_Task goal_.
Copy the lines holding the word "JSON", all of them.

_Data to process_.
___
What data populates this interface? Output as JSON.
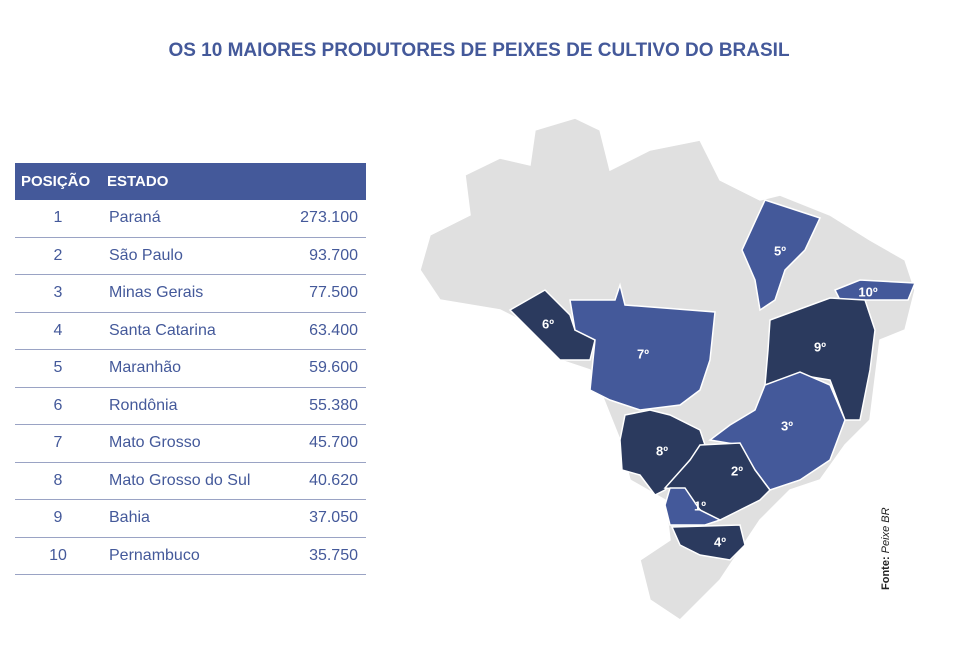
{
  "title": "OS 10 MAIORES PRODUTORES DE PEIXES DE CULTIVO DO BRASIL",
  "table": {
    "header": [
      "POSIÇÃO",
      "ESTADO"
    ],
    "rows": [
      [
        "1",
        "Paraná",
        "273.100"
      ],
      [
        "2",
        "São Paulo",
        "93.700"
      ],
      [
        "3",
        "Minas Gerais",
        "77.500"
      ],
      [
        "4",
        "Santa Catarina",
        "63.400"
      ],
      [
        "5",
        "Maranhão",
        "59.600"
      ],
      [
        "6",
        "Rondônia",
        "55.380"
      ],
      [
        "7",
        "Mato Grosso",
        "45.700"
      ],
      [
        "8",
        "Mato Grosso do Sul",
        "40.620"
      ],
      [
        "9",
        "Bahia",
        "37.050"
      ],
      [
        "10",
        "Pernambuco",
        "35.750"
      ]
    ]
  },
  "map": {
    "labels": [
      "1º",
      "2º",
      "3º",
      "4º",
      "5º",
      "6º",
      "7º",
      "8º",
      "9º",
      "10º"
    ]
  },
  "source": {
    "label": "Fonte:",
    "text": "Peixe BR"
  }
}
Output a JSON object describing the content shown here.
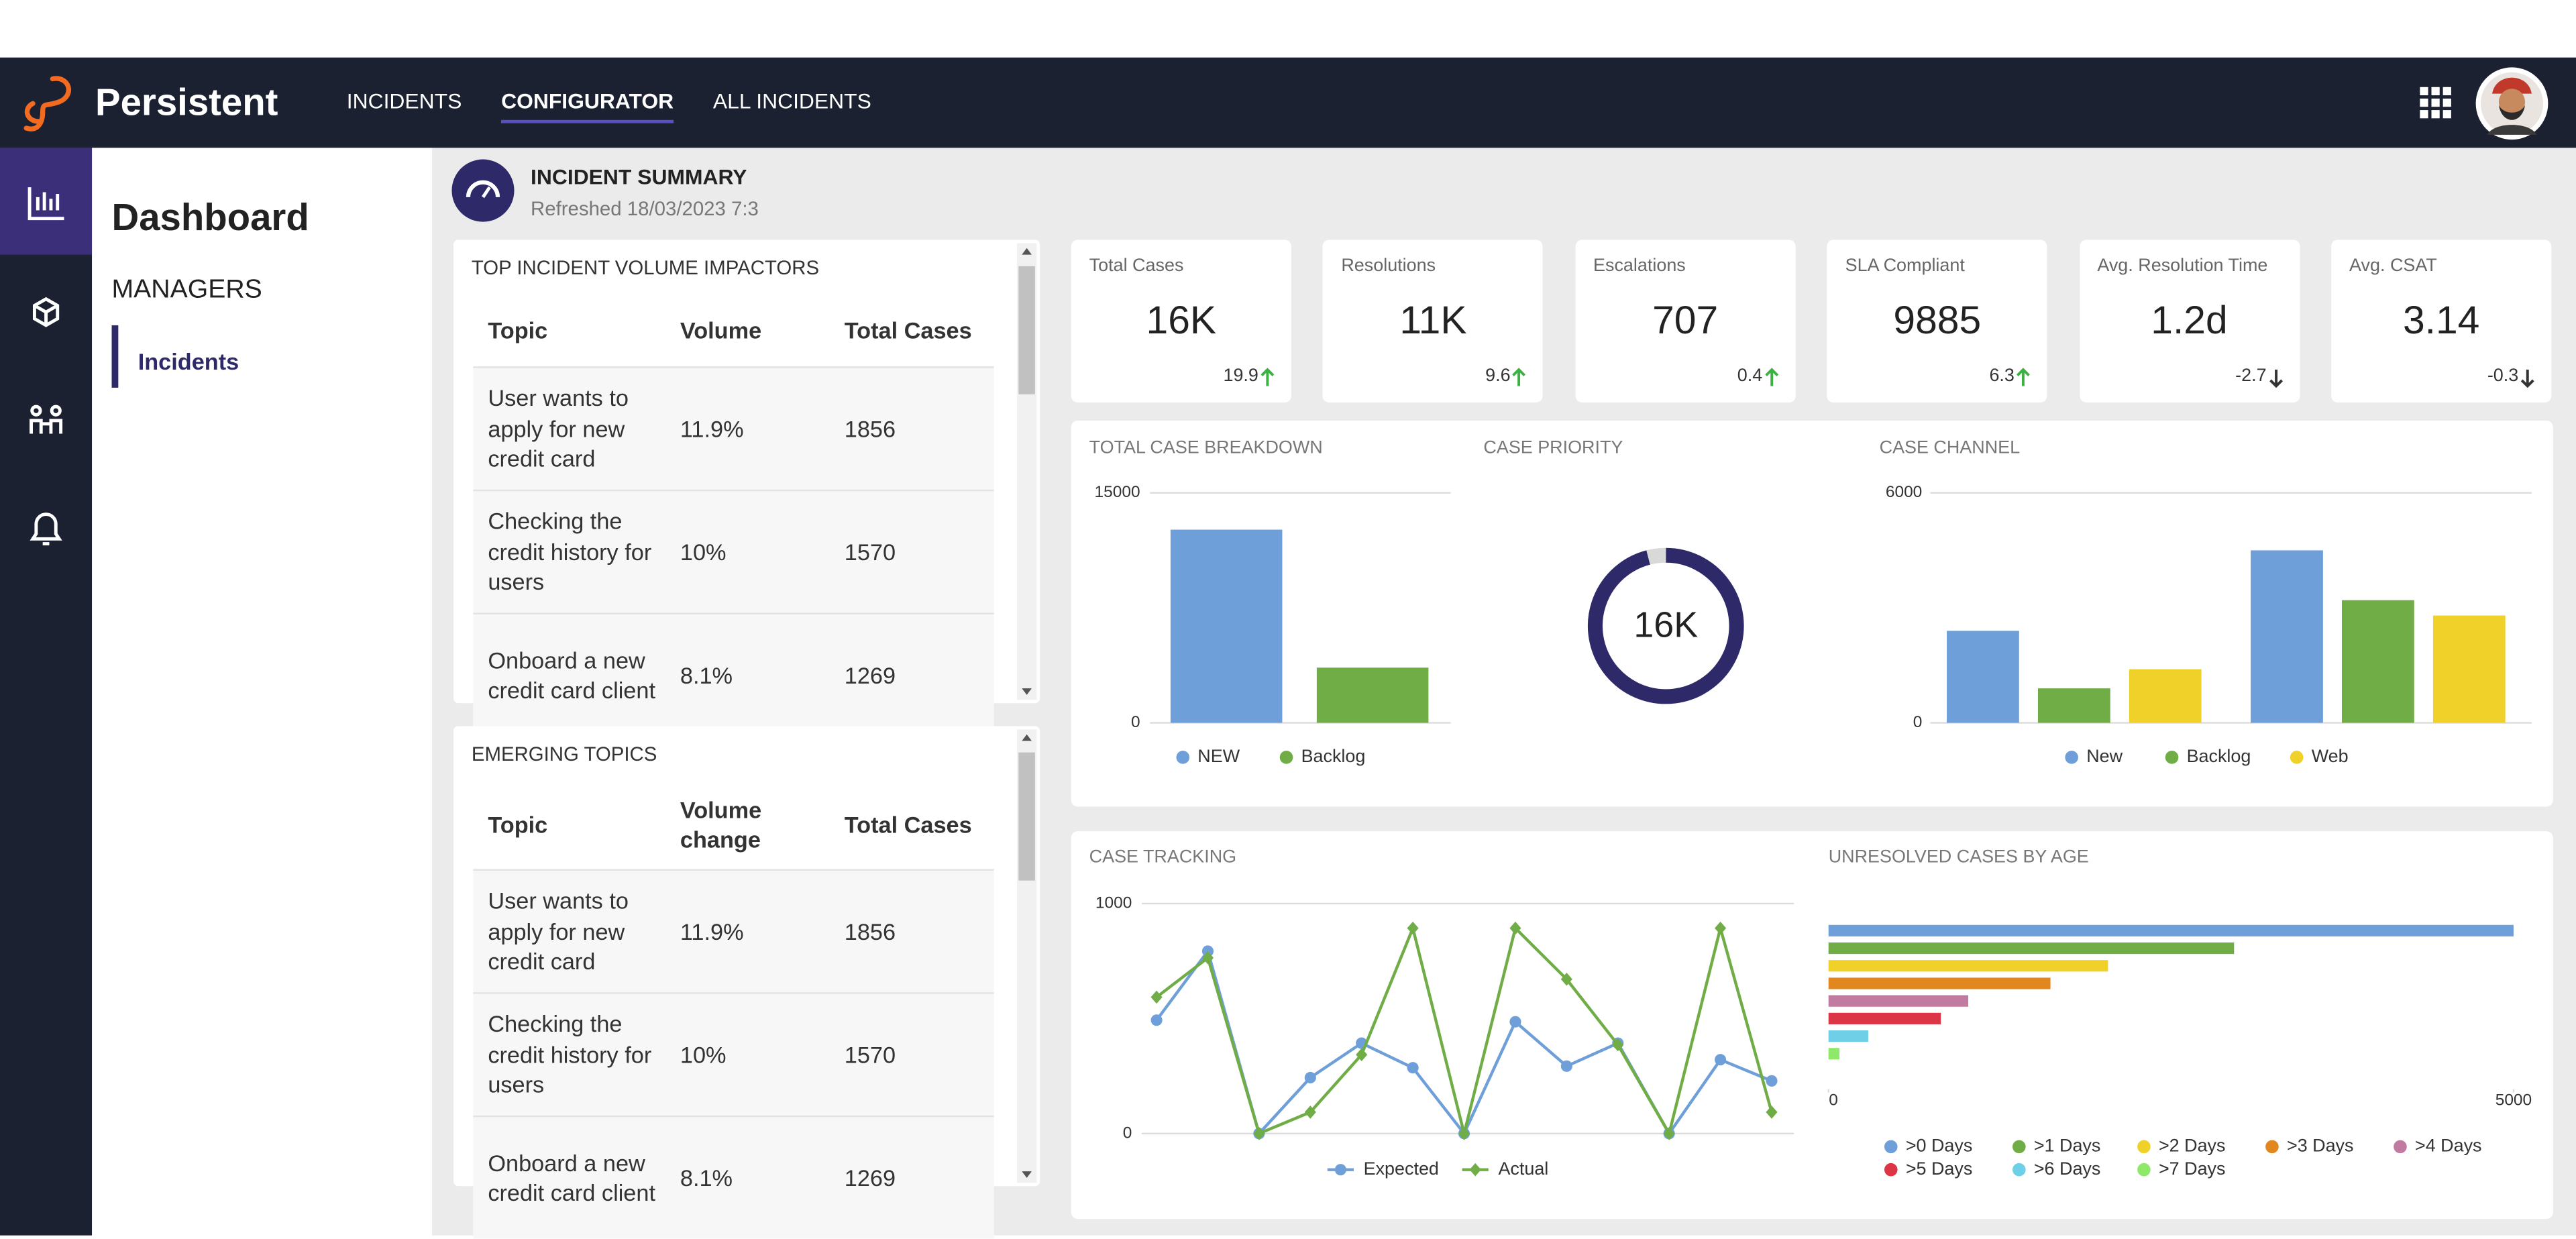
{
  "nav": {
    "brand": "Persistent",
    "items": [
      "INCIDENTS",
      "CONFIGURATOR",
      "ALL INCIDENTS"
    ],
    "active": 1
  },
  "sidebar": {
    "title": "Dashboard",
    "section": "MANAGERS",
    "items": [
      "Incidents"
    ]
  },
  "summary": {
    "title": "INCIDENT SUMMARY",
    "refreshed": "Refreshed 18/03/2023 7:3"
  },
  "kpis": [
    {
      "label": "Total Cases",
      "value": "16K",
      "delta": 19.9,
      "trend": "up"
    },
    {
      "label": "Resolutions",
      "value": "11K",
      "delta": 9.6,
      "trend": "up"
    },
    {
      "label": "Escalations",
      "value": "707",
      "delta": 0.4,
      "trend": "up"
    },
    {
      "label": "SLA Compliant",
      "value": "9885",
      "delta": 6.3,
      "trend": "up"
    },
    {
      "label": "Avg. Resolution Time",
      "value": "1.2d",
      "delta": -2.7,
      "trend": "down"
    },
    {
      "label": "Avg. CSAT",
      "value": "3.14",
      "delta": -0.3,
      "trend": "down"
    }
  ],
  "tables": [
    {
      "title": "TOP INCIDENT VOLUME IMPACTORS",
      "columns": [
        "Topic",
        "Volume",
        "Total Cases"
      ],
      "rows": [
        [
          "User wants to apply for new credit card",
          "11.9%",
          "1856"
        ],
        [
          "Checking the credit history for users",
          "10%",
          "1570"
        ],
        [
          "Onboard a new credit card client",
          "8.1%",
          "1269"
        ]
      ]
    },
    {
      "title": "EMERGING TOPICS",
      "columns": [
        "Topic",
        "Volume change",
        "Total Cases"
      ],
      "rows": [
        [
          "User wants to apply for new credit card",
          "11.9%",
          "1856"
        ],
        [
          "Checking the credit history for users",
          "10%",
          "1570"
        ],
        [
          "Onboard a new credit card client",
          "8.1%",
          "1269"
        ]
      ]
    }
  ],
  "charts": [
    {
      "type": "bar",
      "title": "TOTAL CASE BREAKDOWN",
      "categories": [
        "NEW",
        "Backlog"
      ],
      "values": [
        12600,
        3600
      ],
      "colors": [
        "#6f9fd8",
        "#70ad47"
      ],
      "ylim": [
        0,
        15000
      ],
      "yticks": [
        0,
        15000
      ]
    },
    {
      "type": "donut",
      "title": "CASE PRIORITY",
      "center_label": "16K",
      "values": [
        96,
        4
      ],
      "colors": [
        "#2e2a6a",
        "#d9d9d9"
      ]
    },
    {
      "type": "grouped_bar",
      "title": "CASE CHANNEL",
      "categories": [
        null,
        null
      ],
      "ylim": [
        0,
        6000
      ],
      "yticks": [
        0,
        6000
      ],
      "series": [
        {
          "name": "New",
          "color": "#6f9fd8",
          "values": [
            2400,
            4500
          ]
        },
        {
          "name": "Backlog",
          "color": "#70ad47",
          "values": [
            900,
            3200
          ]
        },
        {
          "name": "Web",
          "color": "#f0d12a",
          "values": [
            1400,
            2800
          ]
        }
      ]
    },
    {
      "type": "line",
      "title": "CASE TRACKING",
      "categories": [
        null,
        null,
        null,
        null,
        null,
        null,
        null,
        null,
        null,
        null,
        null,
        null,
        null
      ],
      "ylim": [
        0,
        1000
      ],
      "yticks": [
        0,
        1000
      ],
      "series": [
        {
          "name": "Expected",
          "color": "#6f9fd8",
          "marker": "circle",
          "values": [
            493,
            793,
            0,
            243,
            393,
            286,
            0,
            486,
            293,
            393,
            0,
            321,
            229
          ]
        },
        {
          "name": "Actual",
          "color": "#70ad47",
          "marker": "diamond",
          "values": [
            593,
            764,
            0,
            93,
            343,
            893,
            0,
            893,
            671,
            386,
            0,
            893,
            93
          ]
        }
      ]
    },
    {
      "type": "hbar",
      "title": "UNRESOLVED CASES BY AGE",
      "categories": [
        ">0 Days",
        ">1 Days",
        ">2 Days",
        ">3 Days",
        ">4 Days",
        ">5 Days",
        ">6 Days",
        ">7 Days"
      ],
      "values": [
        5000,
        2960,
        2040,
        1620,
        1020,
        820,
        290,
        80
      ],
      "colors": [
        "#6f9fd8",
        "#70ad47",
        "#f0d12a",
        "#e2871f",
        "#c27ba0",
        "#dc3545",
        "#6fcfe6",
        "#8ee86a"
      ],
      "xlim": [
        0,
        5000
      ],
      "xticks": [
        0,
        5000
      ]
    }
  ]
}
___
_Correct output_.
What data populates this interface? Output as JSON.
Output a JSON object describing the content shown here.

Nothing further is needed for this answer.